Comb the records below for the string "Kuatras" and copy each line where it turns up.

* begin *

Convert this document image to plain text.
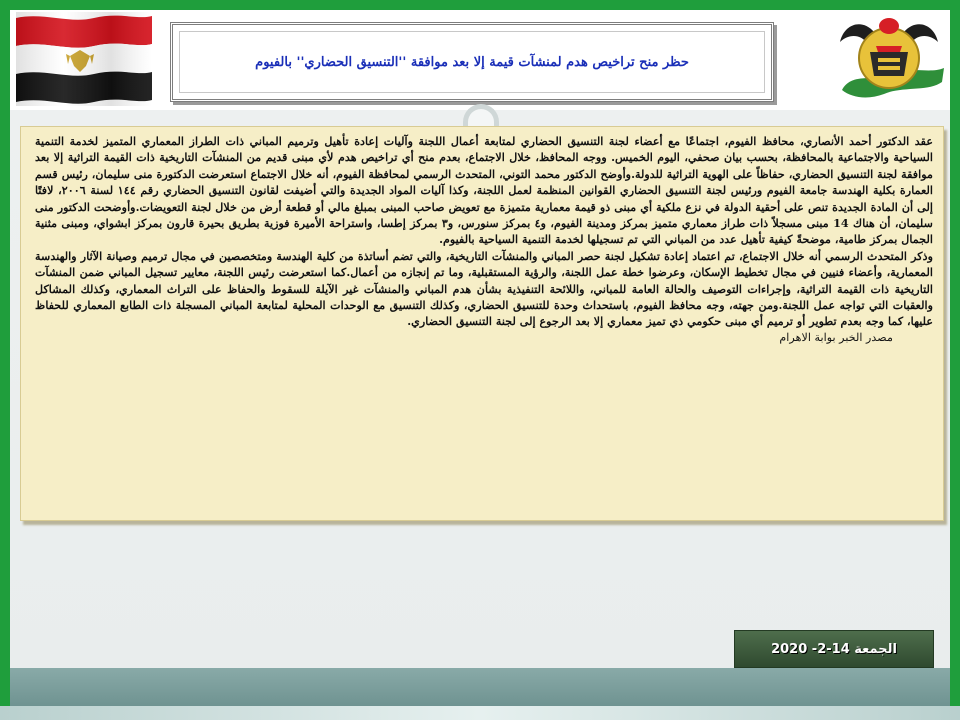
حظر منح تراخيص هدم لمنشآت قيمة إلا بعد موافقة ''التنسيق الحضاري'' بالفيوم

عقد الدكتور أحمد الأنصاري، محافظ الفيوم، اجتماعًا مع أعضاء لجنة التنسيق الحضاري لمتابعة أعمال اللجنة وآليات إعادة تأهيل وترميم المباني ذات الطراز المعماري المتميز لخدمة التنمية السياحية والاجتماعية بالمحافظة، بحسب بيان صحفي، اليوم الخميس. ووجه المحافظ، خلال الاجتماع، بعدم منح أي تراخيص هدم لأي مبنى قديم من المنشآت التاريخية ذات القيمة التراثية إلا بعد موافقة لجنة التنسيق الحضاري، حفاظاً على الهوية التراثية للدولة.وأوضح الدكتور محمد التوني، المتحدث الرسمي لمحافظة الفيوم، أنه خلال الاجتماع استعرضت الدكتورة منى سليمان، رئيس قسم العمارة بكلية الهندسة جامعة الفيوم ورئيس لجنة التنسيق الحضاري القوانين المنظمة لعمل اللجنة، وكذا آليات المواد الجديدة والتي أضيفت لقانون التنسيق الحضاري رقم ١٤٤ لسنة ٢٠٠٦، لافتًا إلى أن المادة الجديدة تنص على أحقية الدولة في نزع ملكية أي مبنى ذو قيمة معمارية متميزة مع تعويض صاحب المبنى بمبلغ مالي أو قطعة أرض من خلال لجنة التعويضات.وأوضحت الدكتور منى سليمان، أن هناك 14 مبنى مسجلاً ذات طراز معماري متميز بمركز ومدينة الفيوم، و٤ بمركز سنورس، و٣ بمركز إطسا، واستراحة الأميرة فوزية بطريق بحيرة قارون بمركز ابشواي، ومبنى مثنية الجمال بمركز طامية، موضحةً كيفية تأهيل عدد من المباني التي تم تسجيلها لخدمة التنمية السياحية بالفيوم.

وذكر المتحدث الرسمي أنه خلال الاجتماع، تم اعتماد إعادة تشكيل لجنة حصر المباني والمنشآت التاريخية، والتي تضم أساتذة من كلية الهندسة ومتخصصين في مجال ترميم وصيانة الآثار والهندسة المعمارية، وأعضاء فنيين في مجال تخطيط الإسكان، وعرضوا خطة عمل اللجنة، والرؤية المستقبلية، وما تم إنجازه من أعمال.كما استعرضت رئيس اللجنة، معايير تسجيل المباني ضمن المنشآت التاريخية ذات القيمة التراثية، وإجراءات التوصيف والحالة العامة للمباني، واللائحة التنفيذية بشأن هدم المباني والمنشآت غير الآيلة للسقوط والحفاظ على التراث المعماري، وكذلك المشاكل والعقبات التي تواجه عمل اللجنة.ومن جهته، وجه محافظ الفيوم، باستحداث وحدة للتنسيق الحضاري، وكذلك التنسيق مع الوحدات المحلية لمتابعة المباني المسجلة ذات الطابع المعماري للحفاظ عليها، كما وجه بعدم تطوير أو ترميم أي مبنى حكومي ذي تميز معماري إلا بعد الرجوع إلى لجنة التنسيق الحضاري.

مصدر الخبر بوابة الاهرام

الجمعة 14-2- 2020
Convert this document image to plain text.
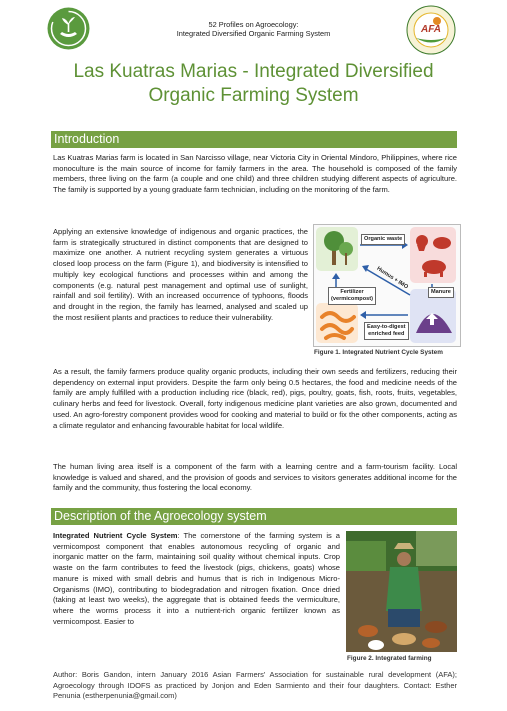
AFA
52 Profiles on Agroecology:
Integrated Diversified Organic Farming System
Las Kuatras Marias - Integrated Diversified
Organic Farming System
Introduction

Las Kuatras Marias farm is located in San Narcisso village, near Victoria City in Oriental Mindoro, Philippines, where rice monoculture is the main source of income for family farmers in the area. The household is composed of the family members, three living on the farm (a couple and one child) and three children studying different aspects of agriculture. The family is supported by a young graduate farm technician, including on the monitoring of the farm.

Applying an extensive knowledge of indigenous and organic practices, the farm is strategically structured in distinct components that are designed to maximize one another. A nutrient recycling system generates a virtuous closed loop process on the farm (Figure 1), and biodiversity is intensified to multiply key ecological functions and processes within and among the components (e.g. natural pest management and optimal use of sunlight, rainfall and soil fertility). With an increased occurrence of typhoons, floods and drought in the region, the family has learned, analysed and scaled up the most resilient plants and practices to reduce their vulnerability.

Organic waste
Manure
Humus + IMO
Fertilizer
(vermicompost)
Easy-to-digest
enriched feed
Figure 1. Integrated Nutrient Cycle System

As a result, the family farmers produce quality organic products, including their own seeds and fertilizers, reducing their dependency on external input providers. Despite the farm only being 0.5 hectares, the food and medicine needs of the family are amply fulfilled with a production including rice (black, red), pigs, poultry, goats, fish, roots, fruits, vegetables, culinary herbs and feed for livestock. Overall, forty indigenous medicine plant varieties are also grown, documented and used. An agro-forestry component provides wood for cooking and material to build or fix the other components, acting as a climate regulator and enhancing favourable habitat for local wildlife.

The human living area itself is a component of the farm with a learning centre and a farm-tourism facility. Local knowledge is valued and shared, and the provision of goods and services to visitors generates additional income for the family and the community, thus fostering the local economy.

Description of the Agroecology system

Integrated Nutrient Cycle System: The cornerstone of the farming system is a vermicompost component that enables autonomous recycling of organic and inorganic matter on the farm, maintaining soil quality without chemical inputs. Crop waste on the farm contributes to feed the livestock (pigs, chickens, goats) whose manure is mixed with small debris and humus that is rich in Indigenous Micro-Organisms (IMO), contributing to biodegradation and nitrogen fixation. Once dried (taking at least two weeks), the aggregate that is obtained feeds the vermiculture, where the worms process it into a nutrient-rich organic fertilizer known as vermicompost. Easier to

Figure 2. Integrated farming

Author: Boris Gandon, intern January 2016 Asian Farmers' Association for sustainable rural development (AFA); Agroecology through IDOFS as practiced by Jonjon and Eden Sarmiento and their four daughters. Contact: Esther Penunia (estherpenunia@gmail.com)
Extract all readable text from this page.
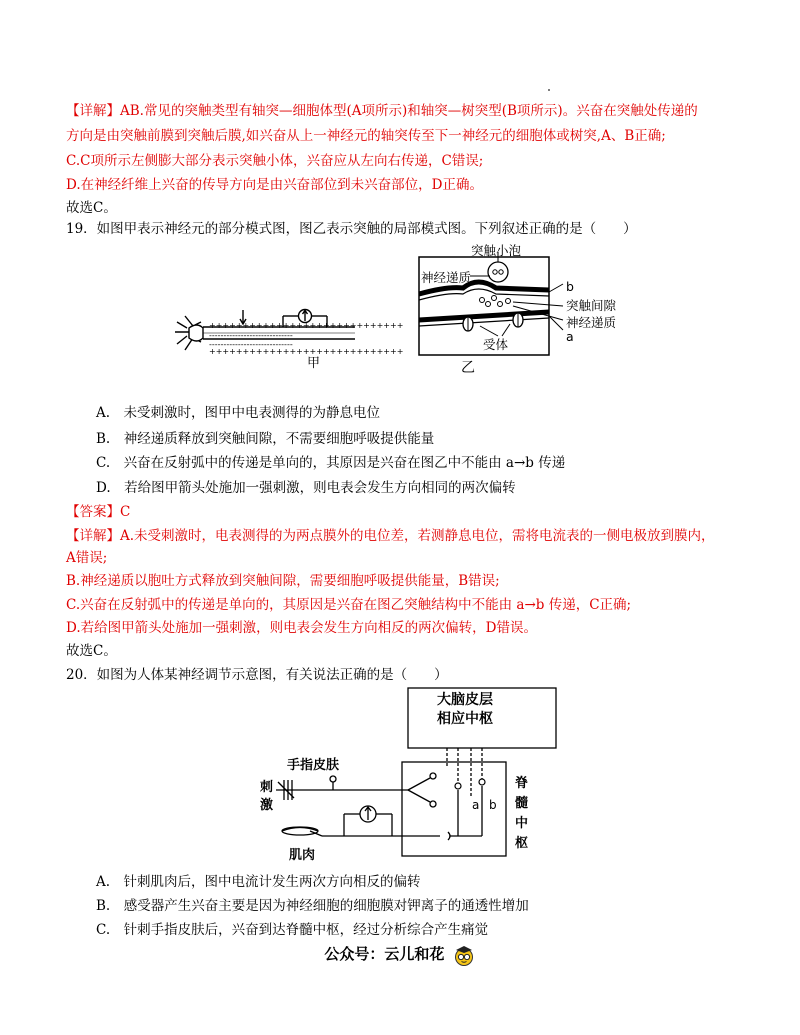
【详解】AB.常见的突触类型有轴突—细胞体型(A项所示)和轴突—树突型(B项所示)。兴奋在突触处传递的
方向是由突触前膜到突触后膜,如兴奋从上一神经元的轴突传至下一神经元的细胞体或树突,A、B正确;
C.C项所示左侧膨大部分表示突触小体，兴奋应从左向右传递，C错误;
D.在神经纤维上兴奋的传导方向是由兴奋部位到未兴奋部位，D正确。
故选C。
19．如图甲表示神经元的部分模式图，图乙表示突触的局部模式图。下列叙述正确的是（　　）
+++++++++++++++++++++++++++++
-----------------------------
-----------------------------
+++++++++++++++++++++++++++++
甲
突触小泡
神经递质
b
突触间隙
神经递质
a
受体
乙
A.　未受刺激时，图甲中电表测得的为静息电位
B.　神经递质释放到突触间隙，不需要细胞呼吸提供能量
C.　兴奋在反射弧中的传递是单向的，其原因是兴奋在图乙中不能由 a→b 传递
D.　若给图甲箭头处施加一强刺激，则电表会发生方向相同的两次偏转
【答案】C
【详解】A.未受刺激时，电表测得的为两点膜外的电位差，若测静息电位，需将电流表的一侧电极放到膜内，
A错误;
B.神经递质以胞吐方式释放到突触间隙，需要细胞呼吸提供能量，B错误;
C.兴奋在反射弧中的传递是单向的，其原因是兴奋在图乙突触结构中不能由 a→b 传递，C正确;
D.若给图甲箭头处施加一强刺激，则电表会发生方向相反的两次偏转，D错误。
故选C。
20．如图为人体某神经调节示意图，有关说法正确的是（　　）
大脑皮层
相应中枢
手指皮肤
刺
激
肌肉
a b
脊
髓
中
枢
A.　针刺肌肉后，图中电流计发生两次方向相反的偏转
B.　感受器产生兴奋主要是因为神经细胞的细胞膜对钾离子的通透性增加
C.　针刺手指皮肤后，兴奋到达脊髓中枢，经过分析综合产生痛觉
公众号：云儿和花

* end *

Response:
Las Kuatras Marias - Integrated Diversified
Las Kuatras Marias farm is located in San Narcisso village, near Victoria City in Oriental Mindoro, Philippines, where rice monoculture is the main source of income for family farmers in the area. The household is composed of the family members, three living on the farm (a couple and one child) and three children studying different aspects of agriculture. The family is supported by a young graduate farm technician, including on the monitoring of the farm.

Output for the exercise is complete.